### Exercise instructions
Count every line that has "owners" in it and give the total, nothing more.
+ + +
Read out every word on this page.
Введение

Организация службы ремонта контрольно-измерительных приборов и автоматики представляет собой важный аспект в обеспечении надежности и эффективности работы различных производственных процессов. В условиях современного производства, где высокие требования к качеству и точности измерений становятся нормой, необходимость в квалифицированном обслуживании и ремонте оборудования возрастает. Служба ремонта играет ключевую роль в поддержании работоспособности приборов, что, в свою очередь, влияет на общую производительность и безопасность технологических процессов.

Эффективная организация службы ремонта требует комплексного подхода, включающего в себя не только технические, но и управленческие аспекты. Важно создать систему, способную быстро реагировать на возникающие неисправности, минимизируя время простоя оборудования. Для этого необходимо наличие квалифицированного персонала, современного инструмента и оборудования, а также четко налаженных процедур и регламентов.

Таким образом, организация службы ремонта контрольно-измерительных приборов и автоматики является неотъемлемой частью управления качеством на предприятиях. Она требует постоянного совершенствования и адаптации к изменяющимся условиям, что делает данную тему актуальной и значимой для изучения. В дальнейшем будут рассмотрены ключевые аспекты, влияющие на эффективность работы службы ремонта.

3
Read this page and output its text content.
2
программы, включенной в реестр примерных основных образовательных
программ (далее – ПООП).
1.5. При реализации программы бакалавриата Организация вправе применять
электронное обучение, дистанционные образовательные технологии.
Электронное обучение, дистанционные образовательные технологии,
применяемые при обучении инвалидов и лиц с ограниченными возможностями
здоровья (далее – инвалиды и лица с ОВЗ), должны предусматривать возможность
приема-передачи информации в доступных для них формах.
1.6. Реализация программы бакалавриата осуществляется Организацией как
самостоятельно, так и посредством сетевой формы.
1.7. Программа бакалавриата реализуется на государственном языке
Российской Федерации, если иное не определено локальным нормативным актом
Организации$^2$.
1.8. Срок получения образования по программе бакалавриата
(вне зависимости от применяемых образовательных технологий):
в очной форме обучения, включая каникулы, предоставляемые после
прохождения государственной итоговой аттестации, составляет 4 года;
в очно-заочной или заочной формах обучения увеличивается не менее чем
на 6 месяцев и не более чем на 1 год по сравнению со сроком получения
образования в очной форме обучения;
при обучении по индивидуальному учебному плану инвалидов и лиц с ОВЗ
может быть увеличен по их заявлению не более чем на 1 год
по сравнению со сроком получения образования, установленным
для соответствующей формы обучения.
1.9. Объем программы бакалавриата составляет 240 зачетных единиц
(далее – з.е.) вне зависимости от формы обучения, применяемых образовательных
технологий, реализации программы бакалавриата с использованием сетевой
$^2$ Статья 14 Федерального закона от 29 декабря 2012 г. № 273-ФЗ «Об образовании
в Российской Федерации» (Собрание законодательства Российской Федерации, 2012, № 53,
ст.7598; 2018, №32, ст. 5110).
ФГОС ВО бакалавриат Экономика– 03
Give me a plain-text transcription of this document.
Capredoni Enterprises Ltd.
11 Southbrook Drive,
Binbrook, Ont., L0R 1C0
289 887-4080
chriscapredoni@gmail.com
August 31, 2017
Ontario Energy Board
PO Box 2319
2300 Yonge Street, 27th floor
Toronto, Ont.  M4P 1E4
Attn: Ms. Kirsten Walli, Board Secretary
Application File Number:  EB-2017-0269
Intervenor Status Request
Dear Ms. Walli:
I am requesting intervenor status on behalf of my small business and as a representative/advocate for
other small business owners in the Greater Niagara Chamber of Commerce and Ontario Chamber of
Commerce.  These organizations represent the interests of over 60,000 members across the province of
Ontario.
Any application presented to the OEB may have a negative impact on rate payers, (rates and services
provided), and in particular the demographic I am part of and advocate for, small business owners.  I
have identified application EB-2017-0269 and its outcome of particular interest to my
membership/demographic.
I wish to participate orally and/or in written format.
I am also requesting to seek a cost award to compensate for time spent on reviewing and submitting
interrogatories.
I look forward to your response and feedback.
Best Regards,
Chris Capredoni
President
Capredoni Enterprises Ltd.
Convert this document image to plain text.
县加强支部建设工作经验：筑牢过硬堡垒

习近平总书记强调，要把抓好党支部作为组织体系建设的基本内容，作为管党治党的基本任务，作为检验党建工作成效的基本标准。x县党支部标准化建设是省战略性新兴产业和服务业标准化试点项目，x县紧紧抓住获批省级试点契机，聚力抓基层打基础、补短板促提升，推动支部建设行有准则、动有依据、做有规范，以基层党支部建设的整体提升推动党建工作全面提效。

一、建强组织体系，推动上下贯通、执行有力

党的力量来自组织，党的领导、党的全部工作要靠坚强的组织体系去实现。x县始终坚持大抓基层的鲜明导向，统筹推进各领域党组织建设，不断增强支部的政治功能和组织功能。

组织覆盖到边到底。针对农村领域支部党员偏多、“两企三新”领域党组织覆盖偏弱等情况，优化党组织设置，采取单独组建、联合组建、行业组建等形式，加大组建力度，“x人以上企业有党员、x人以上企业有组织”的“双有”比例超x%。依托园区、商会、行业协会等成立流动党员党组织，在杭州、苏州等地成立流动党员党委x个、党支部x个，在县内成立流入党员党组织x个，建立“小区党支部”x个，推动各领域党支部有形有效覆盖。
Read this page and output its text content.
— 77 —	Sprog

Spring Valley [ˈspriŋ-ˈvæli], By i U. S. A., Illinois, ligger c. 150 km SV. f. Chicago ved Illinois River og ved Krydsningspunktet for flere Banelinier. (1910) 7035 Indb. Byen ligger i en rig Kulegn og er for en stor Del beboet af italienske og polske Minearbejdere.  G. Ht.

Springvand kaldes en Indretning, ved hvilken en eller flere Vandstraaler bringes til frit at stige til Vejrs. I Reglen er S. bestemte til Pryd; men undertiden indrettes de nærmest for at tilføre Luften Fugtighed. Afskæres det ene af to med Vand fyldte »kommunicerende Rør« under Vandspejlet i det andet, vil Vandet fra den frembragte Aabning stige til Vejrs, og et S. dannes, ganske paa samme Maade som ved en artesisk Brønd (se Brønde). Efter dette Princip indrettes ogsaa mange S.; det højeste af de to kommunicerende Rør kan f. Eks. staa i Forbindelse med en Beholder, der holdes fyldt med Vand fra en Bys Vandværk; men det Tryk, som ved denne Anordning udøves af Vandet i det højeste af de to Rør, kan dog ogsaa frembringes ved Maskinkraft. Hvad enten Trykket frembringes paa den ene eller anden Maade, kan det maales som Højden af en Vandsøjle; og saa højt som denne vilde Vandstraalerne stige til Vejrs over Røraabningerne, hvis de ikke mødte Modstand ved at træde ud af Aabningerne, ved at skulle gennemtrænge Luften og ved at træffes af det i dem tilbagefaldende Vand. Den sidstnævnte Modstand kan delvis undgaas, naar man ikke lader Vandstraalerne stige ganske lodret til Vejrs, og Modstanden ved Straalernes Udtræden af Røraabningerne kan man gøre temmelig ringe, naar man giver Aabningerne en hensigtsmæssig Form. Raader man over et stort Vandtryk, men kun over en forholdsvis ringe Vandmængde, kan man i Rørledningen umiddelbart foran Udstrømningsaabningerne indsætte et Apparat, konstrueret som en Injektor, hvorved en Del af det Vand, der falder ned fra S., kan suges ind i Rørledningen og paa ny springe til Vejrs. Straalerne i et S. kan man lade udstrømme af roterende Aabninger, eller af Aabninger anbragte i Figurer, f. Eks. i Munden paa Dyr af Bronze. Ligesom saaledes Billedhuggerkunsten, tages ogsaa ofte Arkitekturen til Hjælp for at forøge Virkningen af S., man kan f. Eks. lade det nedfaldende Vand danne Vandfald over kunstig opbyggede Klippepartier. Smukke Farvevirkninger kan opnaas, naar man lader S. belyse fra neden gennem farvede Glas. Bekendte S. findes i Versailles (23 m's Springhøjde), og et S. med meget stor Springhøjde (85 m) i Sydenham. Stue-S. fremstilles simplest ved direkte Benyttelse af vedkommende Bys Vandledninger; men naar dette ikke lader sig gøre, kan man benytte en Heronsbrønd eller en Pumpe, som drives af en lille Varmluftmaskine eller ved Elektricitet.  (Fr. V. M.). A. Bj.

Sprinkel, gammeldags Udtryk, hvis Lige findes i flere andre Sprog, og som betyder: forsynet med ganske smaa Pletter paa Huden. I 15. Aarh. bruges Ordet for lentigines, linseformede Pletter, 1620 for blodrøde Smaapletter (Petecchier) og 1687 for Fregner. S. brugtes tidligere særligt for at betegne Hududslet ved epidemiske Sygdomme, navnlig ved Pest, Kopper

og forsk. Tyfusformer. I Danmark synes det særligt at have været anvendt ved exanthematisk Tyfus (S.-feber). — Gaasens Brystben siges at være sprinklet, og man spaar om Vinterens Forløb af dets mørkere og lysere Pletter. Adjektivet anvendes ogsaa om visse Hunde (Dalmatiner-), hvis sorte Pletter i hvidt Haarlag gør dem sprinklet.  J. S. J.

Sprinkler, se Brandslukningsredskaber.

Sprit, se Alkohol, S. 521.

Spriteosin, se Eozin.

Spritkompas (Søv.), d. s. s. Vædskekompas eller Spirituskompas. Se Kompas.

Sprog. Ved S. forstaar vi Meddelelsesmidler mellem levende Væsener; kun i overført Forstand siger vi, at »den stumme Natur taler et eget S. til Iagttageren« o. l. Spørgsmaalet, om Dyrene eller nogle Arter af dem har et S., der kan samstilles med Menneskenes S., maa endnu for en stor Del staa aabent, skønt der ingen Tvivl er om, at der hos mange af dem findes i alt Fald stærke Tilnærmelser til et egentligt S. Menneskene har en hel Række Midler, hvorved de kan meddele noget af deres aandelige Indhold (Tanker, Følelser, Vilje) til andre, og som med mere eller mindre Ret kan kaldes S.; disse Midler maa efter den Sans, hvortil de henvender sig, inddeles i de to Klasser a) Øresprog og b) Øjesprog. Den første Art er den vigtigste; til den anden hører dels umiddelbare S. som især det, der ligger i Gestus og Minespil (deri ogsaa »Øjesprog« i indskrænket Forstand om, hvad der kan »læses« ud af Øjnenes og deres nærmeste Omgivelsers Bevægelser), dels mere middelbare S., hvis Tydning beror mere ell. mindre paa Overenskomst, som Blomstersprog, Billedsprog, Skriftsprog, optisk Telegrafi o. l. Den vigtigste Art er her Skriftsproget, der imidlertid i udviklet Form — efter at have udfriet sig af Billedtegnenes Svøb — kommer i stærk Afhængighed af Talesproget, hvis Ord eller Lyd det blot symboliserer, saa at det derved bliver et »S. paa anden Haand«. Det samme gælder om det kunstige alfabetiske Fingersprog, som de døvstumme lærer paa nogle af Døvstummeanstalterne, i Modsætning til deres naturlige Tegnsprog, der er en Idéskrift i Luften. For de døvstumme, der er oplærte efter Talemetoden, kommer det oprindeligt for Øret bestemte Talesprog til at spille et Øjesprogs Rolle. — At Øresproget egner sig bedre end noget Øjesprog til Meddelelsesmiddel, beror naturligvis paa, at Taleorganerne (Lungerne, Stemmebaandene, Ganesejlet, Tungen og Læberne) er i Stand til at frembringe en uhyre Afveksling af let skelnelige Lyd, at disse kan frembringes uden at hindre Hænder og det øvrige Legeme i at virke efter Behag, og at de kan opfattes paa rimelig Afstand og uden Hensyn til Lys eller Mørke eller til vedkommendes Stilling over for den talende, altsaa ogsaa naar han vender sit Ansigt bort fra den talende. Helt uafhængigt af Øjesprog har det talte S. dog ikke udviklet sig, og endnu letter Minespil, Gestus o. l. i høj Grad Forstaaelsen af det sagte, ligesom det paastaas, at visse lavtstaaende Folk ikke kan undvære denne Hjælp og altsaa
+ + +
### Task answer
2